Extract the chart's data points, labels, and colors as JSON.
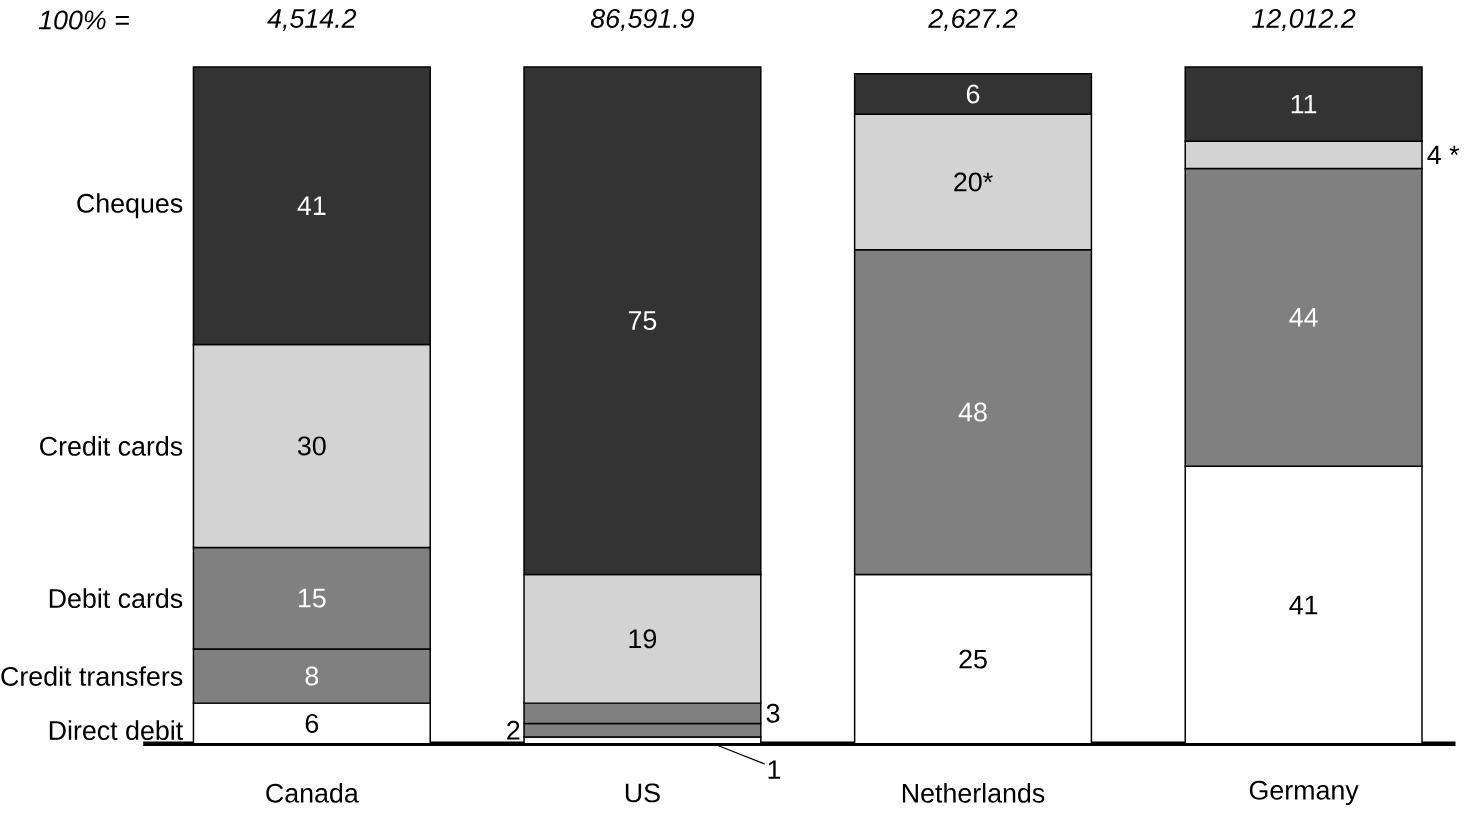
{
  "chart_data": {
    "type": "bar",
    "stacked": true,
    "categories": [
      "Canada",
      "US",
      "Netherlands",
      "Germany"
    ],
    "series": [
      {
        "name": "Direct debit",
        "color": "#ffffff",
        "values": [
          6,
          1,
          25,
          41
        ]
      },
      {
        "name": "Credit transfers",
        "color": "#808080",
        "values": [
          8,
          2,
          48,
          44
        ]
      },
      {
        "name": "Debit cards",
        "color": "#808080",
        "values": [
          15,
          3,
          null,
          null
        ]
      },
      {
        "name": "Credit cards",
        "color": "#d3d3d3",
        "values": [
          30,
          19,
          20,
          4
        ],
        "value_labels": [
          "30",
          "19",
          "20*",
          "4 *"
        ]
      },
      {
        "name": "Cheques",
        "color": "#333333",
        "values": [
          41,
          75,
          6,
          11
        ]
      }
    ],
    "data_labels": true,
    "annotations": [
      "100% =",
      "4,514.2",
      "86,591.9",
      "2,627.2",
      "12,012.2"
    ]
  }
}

# # # #

Write out every line of the data that holds the word "Credit".

• **FULL ANSWER**:
        "name": "Credit transfers",
        "name": "Credit cards",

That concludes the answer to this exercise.